#### Data for this exercise ####

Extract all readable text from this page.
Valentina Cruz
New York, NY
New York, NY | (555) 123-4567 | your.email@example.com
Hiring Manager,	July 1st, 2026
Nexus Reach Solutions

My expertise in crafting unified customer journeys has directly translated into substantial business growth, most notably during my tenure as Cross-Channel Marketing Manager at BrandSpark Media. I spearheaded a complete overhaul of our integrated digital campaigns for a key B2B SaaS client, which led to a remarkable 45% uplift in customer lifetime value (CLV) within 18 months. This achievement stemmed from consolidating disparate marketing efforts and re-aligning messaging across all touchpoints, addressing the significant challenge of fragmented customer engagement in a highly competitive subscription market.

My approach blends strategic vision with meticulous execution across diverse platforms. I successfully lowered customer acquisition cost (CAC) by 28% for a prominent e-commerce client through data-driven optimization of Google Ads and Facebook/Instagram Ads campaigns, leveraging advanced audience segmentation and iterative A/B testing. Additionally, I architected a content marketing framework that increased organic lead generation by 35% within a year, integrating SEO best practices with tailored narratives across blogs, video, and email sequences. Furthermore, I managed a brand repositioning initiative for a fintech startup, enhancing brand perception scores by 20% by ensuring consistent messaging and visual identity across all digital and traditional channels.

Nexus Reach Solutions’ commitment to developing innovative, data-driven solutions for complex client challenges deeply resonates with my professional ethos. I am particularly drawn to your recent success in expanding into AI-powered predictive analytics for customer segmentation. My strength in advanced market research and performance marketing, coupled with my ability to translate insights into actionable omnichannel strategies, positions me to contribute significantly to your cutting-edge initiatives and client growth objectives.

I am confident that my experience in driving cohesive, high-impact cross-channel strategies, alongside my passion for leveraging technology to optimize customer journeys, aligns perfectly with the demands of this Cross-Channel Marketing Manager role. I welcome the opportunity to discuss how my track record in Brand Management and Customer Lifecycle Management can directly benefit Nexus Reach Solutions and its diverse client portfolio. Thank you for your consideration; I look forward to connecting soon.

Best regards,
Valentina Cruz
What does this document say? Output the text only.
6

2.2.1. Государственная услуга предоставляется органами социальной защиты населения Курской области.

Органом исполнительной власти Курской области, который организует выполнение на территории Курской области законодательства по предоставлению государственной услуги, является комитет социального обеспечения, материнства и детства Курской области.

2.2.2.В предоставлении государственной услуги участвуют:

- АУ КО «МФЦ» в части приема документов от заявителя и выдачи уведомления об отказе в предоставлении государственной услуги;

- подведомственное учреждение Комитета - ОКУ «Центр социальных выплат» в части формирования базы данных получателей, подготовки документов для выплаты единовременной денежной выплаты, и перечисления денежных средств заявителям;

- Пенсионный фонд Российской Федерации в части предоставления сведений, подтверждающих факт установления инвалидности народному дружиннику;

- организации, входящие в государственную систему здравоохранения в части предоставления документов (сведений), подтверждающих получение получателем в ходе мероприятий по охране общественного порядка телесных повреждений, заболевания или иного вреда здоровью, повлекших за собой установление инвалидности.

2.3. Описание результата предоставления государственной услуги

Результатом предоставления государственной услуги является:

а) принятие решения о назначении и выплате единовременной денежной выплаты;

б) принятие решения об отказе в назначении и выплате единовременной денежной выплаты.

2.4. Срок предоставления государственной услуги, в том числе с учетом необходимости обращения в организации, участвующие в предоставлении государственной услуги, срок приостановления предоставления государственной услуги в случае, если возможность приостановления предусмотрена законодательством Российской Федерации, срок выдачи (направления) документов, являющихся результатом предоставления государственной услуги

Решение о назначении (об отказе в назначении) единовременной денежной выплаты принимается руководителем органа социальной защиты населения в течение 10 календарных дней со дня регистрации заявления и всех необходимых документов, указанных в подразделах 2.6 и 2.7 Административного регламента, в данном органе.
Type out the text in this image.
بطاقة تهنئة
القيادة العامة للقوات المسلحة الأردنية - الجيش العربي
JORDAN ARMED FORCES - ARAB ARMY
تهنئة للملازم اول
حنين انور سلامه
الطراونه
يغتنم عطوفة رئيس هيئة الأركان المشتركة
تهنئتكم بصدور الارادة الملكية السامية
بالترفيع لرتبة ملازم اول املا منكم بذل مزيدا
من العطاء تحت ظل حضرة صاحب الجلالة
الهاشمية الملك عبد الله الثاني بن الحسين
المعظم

####
#### Data for this exercise ####

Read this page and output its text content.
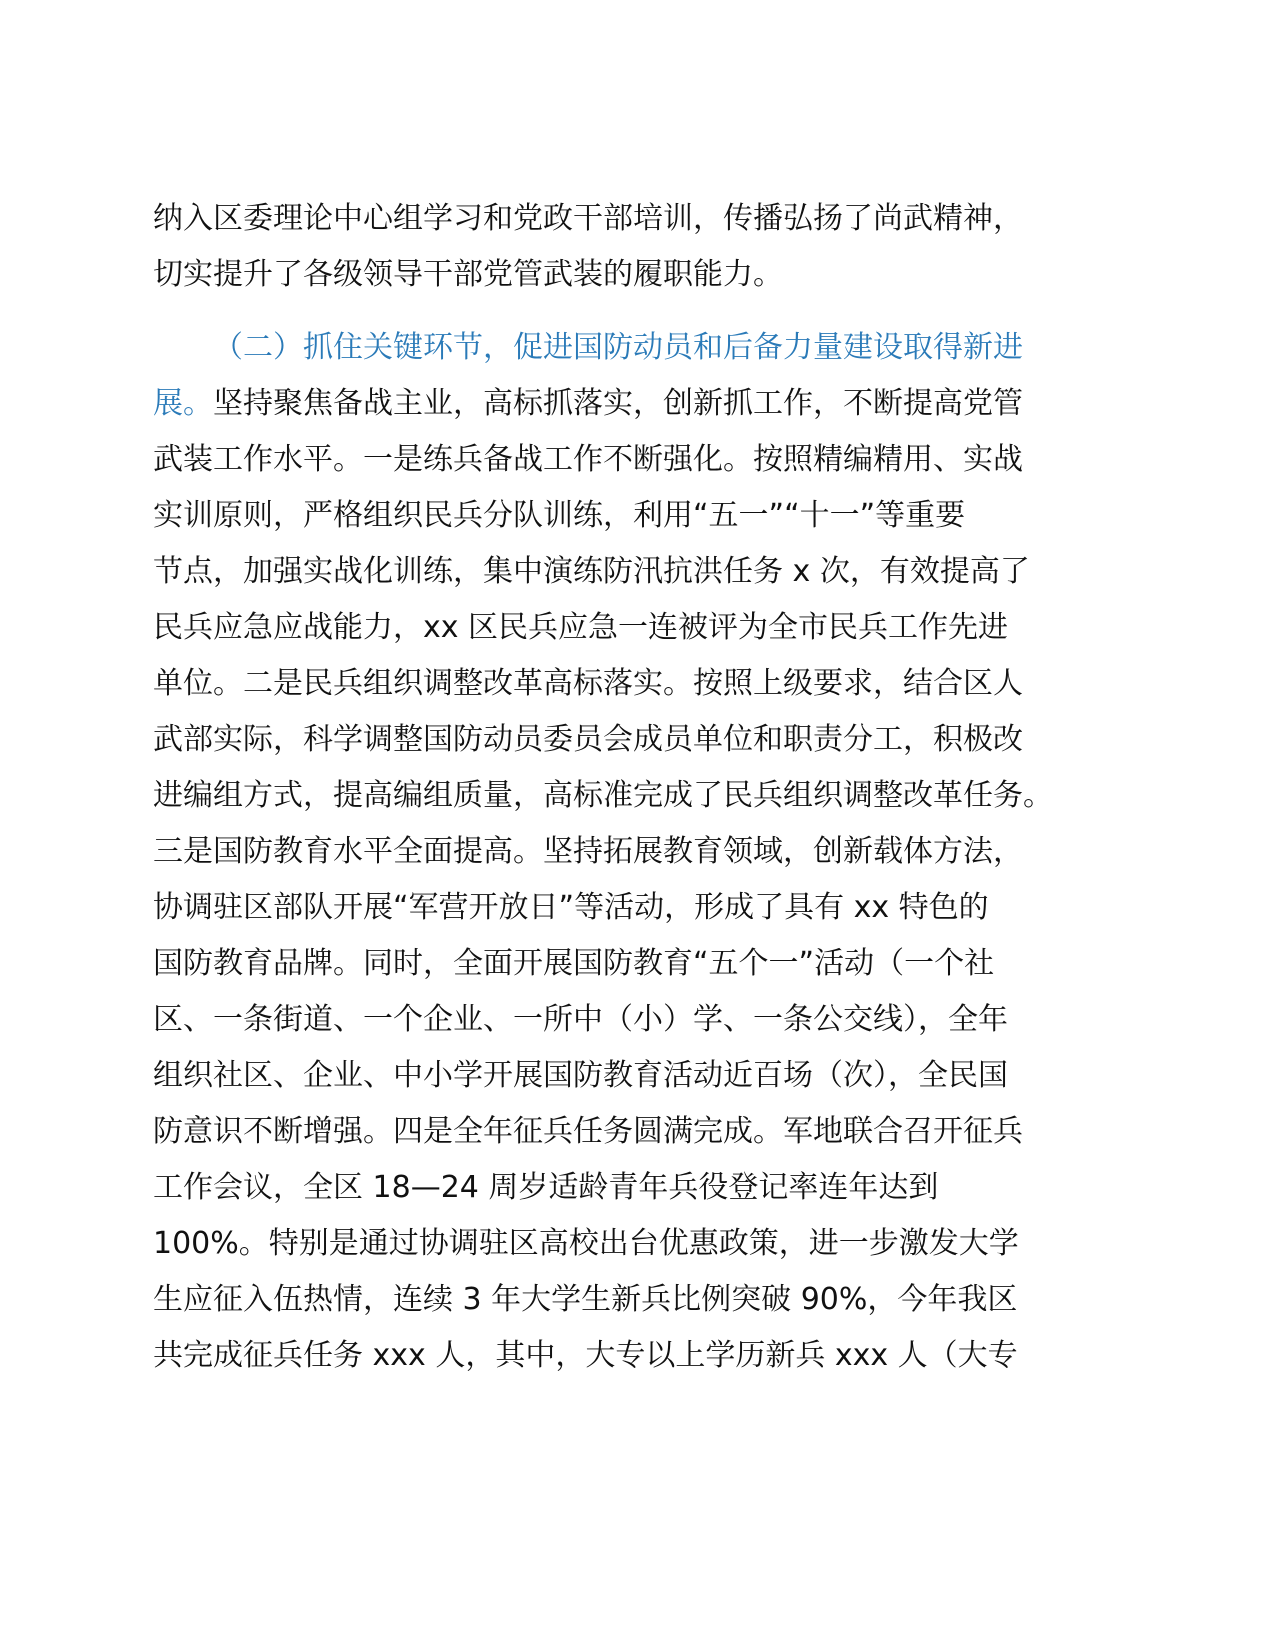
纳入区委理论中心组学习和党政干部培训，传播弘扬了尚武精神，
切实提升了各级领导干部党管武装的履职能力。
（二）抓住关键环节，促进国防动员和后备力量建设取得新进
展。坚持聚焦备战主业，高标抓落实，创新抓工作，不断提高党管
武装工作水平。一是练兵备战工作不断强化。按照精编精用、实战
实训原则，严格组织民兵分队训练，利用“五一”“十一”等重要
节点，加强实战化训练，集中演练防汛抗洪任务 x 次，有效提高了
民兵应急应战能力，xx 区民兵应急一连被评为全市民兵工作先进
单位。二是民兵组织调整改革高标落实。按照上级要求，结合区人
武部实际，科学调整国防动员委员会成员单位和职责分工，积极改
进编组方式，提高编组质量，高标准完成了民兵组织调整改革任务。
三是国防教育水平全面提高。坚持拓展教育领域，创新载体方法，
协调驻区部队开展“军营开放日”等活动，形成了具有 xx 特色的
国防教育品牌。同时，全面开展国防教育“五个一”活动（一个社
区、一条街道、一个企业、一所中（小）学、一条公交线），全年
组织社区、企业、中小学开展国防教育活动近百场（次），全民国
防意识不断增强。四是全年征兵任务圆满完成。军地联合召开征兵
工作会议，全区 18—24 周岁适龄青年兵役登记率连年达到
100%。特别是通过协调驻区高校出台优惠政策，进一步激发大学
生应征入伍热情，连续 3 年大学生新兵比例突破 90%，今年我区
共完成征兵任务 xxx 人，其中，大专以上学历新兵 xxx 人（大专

####

• **Work instructions**
Reproduce each line holding the word "выплате".

• **Finished exercise**
а) принятие решения о назначении и выплате единовременной денежной выплаты;
б) принятие решения об отказе в назначении и выплате единовременной денежной выплаты.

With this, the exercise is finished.